WHAT YOU WILL DO
Search the listing for "Analysis" and copy every line where it appears.

DATA FOR THIS EXERCISE
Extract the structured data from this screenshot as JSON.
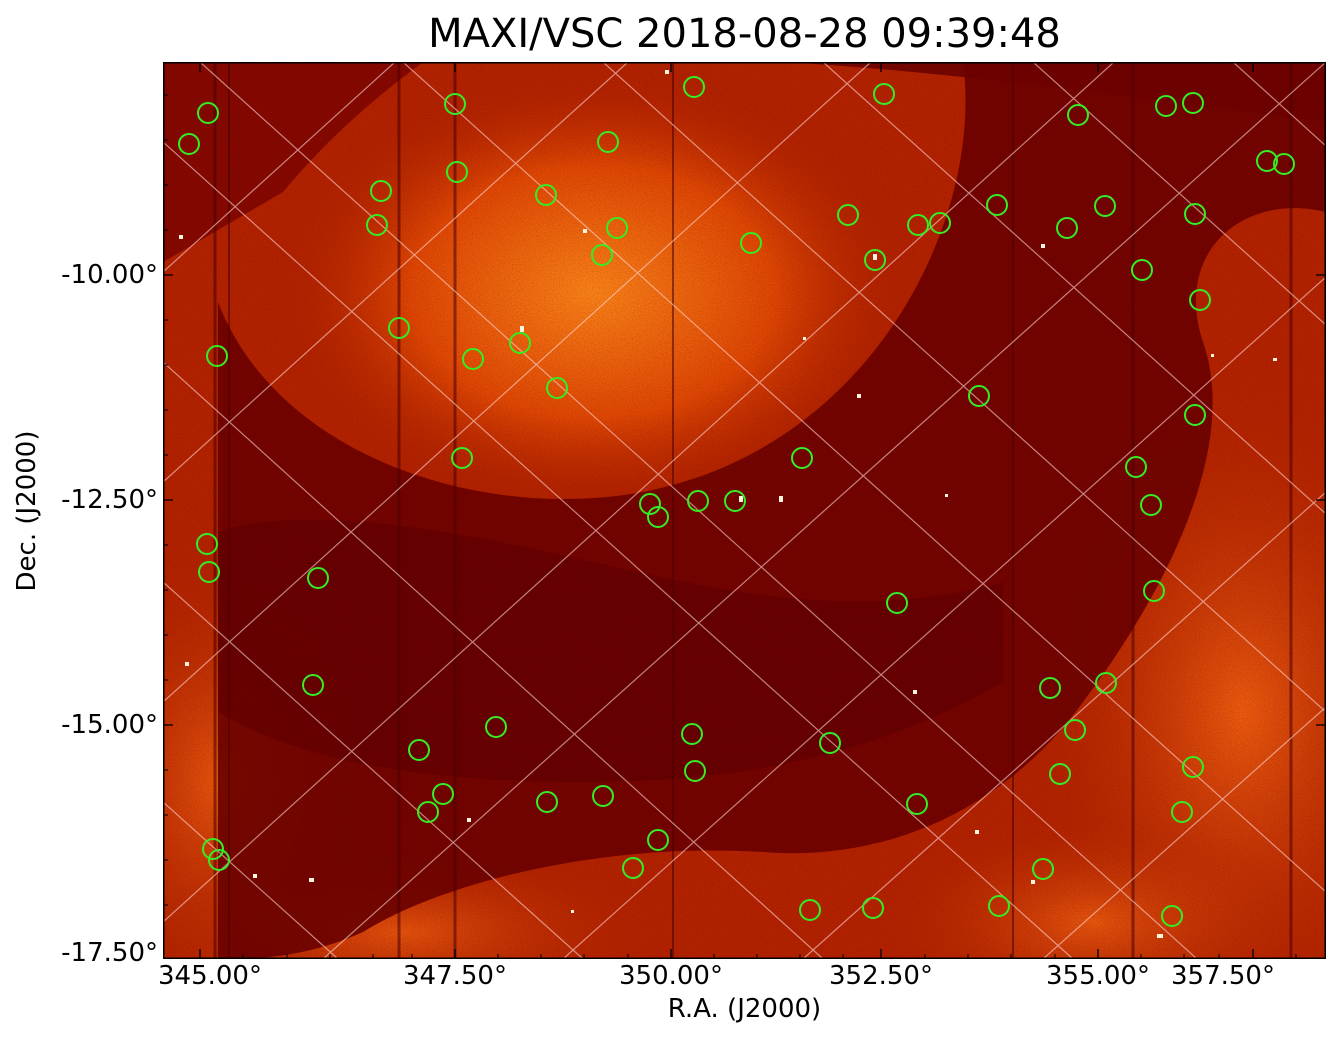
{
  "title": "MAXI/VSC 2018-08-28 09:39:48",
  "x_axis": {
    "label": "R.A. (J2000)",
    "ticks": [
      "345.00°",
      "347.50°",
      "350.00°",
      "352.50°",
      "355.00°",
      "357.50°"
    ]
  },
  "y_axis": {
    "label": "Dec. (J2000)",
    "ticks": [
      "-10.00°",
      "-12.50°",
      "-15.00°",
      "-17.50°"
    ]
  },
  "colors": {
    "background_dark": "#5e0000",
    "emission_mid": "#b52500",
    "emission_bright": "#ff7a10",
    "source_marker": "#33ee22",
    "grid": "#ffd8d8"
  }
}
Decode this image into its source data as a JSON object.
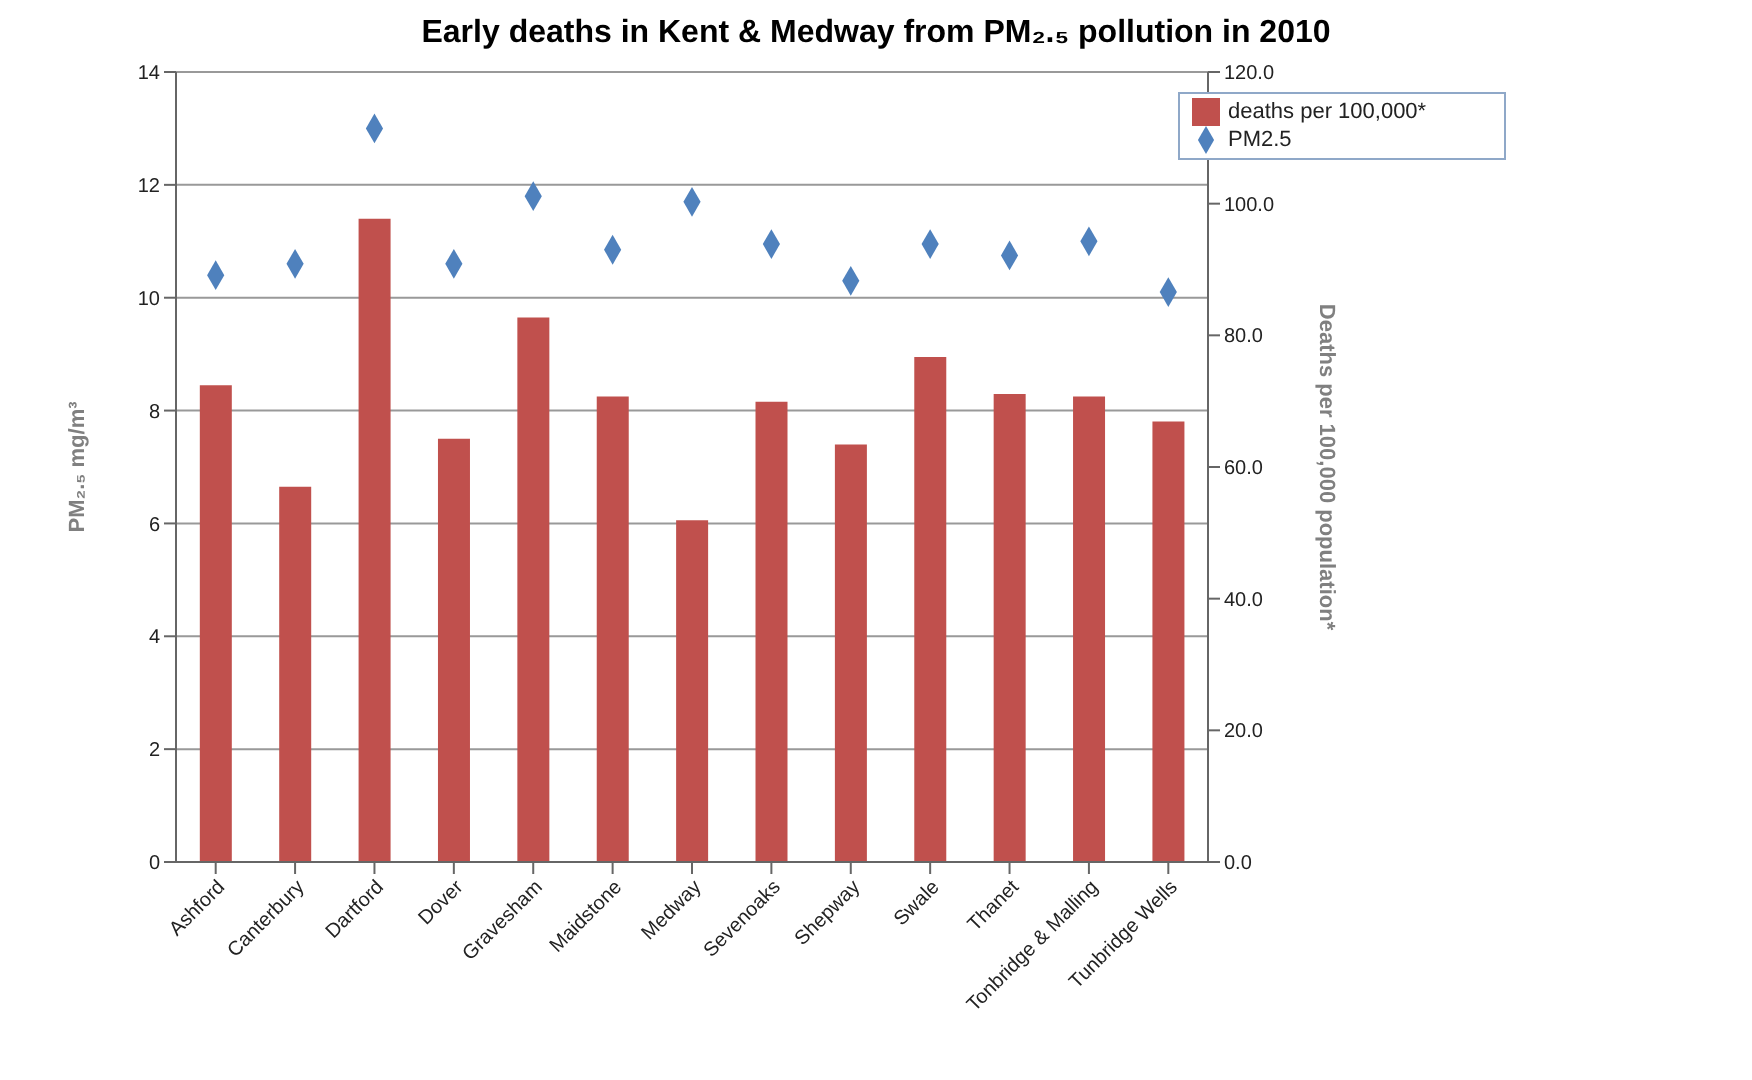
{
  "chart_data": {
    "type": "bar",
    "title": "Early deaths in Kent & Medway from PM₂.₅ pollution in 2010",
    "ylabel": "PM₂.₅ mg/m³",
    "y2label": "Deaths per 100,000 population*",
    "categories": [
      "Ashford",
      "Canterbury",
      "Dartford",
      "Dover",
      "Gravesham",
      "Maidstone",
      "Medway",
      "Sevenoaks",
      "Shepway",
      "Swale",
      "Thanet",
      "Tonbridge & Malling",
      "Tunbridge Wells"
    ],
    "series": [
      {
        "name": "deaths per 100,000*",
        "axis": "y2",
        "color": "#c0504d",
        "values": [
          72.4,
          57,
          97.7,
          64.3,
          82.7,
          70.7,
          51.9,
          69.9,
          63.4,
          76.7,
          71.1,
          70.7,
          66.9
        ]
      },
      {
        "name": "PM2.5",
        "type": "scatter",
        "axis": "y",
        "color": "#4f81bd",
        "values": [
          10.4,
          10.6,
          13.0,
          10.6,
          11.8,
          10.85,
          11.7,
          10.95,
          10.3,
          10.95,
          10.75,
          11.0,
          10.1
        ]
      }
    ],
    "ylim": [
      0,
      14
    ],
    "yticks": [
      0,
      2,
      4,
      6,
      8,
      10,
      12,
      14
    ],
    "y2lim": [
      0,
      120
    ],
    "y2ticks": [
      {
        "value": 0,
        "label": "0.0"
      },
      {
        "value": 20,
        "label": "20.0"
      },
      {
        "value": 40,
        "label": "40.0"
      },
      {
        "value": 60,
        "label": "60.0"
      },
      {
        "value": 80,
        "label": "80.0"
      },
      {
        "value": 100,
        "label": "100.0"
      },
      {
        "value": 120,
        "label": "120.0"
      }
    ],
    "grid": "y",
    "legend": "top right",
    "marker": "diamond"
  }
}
* * *
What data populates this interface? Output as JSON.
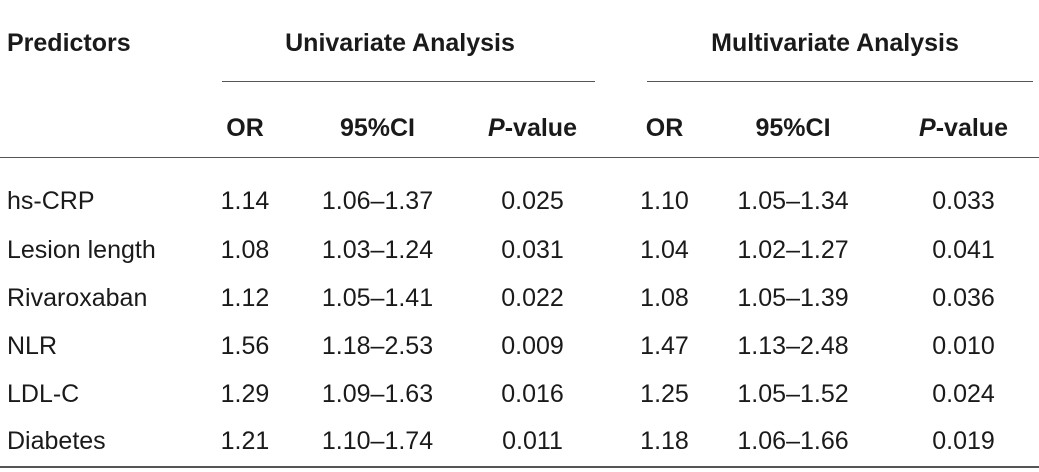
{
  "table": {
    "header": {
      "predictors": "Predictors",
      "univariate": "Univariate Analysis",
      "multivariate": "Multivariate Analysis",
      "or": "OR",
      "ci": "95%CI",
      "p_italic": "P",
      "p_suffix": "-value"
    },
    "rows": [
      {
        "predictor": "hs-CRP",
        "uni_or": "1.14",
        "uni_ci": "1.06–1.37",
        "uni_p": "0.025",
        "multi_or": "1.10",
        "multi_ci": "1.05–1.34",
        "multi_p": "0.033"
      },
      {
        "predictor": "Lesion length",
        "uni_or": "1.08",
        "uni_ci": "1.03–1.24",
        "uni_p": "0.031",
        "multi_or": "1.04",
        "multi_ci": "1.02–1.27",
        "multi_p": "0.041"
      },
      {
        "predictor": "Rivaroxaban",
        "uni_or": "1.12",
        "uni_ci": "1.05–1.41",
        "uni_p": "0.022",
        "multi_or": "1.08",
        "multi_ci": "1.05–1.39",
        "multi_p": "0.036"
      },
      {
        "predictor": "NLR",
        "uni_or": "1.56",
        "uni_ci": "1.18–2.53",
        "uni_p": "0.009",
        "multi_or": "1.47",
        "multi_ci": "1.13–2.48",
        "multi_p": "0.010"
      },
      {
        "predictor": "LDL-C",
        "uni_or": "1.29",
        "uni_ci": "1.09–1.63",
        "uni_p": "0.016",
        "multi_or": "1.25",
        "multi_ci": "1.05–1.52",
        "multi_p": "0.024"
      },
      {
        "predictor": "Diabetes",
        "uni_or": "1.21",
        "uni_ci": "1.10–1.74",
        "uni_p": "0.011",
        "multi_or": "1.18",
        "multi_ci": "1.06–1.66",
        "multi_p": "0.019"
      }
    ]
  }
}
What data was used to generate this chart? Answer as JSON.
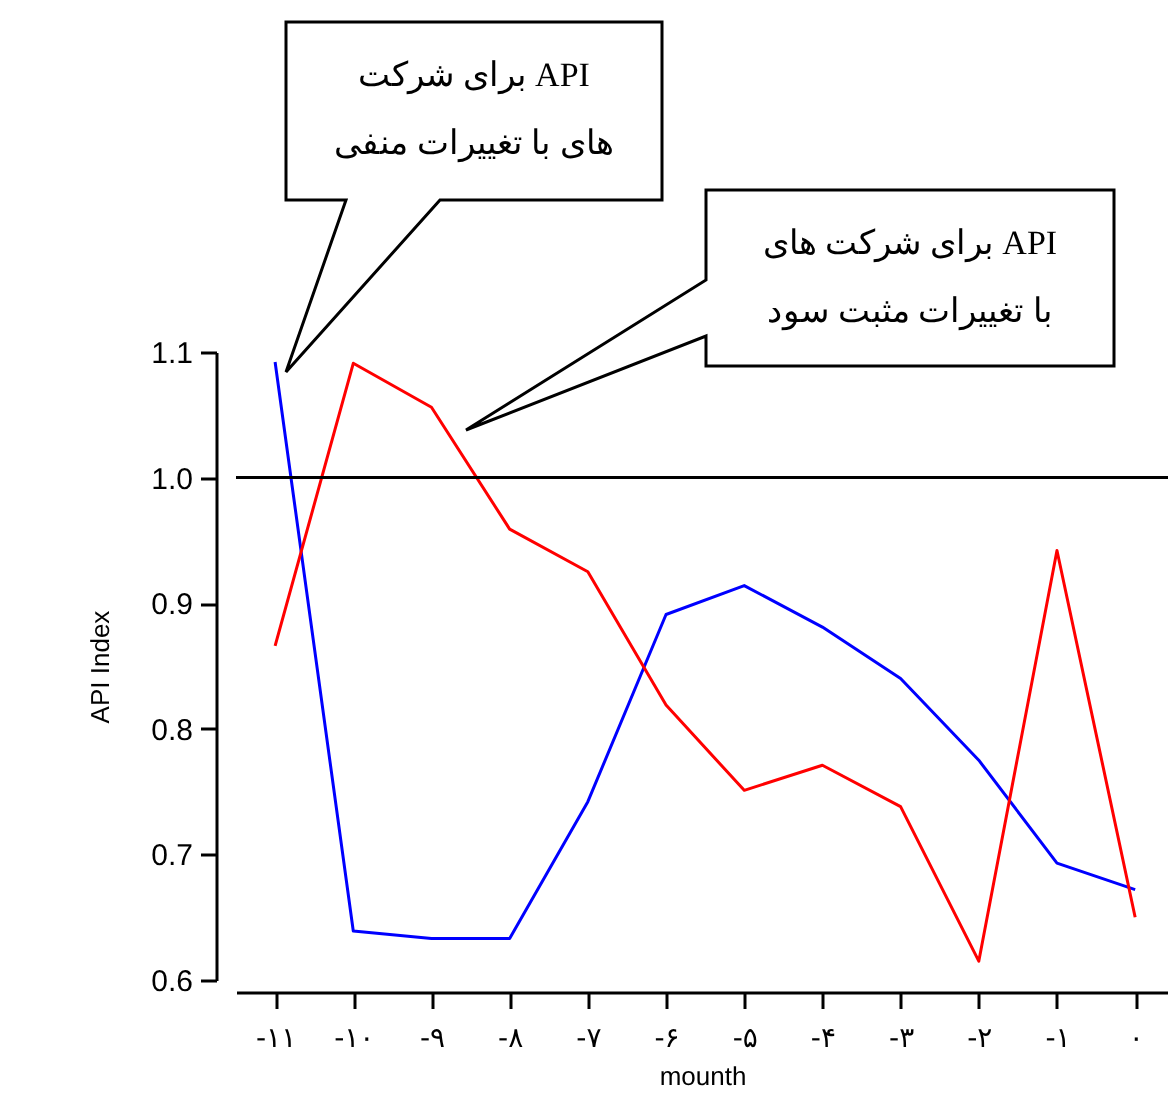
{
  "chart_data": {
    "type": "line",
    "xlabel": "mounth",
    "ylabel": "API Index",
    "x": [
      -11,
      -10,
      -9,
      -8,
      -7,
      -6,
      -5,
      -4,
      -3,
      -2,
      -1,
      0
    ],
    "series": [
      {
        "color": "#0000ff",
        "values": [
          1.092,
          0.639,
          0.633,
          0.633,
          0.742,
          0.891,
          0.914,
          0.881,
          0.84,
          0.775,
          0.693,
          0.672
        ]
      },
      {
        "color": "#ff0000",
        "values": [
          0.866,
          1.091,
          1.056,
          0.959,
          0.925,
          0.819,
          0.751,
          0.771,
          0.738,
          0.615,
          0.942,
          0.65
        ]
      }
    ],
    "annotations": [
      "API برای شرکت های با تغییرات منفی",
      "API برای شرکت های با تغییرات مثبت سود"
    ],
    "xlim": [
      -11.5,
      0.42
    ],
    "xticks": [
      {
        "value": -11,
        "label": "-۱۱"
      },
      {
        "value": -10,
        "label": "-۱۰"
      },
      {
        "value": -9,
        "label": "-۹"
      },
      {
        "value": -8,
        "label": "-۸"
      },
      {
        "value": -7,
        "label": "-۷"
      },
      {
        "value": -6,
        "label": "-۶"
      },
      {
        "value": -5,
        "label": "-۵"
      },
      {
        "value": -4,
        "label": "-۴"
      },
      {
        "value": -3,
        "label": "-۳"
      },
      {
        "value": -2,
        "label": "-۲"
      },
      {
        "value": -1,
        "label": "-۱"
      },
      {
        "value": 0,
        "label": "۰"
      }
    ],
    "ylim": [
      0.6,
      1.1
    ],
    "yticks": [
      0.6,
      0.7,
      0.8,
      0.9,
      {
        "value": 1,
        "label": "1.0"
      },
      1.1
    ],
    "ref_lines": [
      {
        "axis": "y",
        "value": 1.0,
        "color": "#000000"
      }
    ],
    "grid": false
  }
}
---
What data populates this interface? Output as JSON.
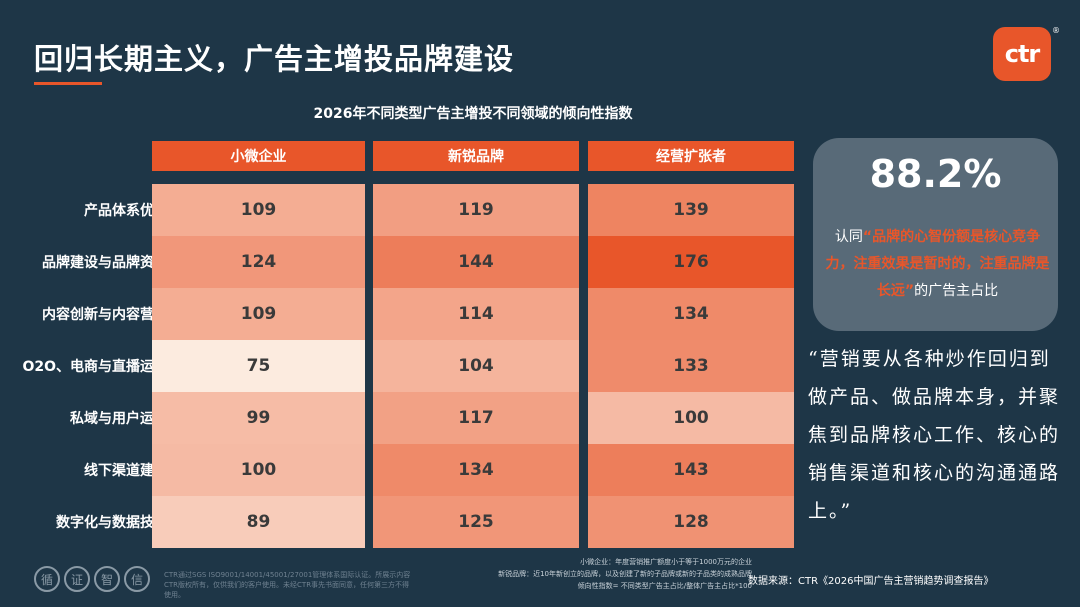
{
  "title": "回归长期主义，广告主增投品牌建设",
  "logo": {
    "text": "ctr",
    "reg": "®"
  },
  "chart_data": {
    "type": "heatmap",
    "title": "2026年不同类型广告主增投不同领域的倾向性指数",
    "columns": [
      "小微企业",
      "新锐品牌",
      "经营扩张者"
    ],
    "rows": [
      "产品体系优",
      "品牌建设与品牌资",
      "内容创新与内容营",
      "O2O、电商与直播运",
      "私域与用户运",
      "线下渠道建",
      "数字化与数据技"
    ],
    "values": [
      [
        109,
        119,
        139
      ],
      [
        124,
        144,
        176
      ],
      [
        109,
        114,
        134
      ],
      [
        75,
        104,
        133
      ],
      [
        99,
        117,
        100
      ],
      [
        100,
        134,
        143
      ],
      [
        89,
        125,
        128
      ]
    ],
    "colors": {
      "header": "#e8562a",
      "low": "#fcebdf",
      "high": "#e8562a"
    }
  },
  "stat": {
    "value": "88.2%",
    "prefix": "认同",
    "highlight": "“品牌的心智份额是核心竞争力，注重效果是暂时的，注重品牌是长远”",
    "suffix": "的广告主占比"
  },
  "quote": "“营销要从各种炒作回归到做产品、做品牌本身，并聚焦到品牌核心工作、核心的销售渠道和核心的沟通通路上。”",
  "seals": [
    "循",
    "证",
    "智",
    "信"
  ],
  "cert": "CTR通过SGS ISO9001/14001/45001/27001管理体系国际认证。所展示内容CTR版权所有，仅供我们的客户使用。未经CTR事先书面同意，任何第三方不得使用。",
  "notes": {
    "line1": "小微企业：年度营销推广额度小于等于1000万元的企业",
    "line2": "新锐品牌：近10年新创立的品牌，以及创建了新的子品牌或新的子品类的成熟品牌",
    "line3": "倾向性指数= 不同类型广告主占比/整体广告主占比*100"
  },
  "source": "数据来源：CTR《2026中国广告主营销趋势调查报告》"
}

ANSWER FOR THE TASK
      "univariate": "Univariate Analysis",
      "multivariate": "Multivariate Analysis",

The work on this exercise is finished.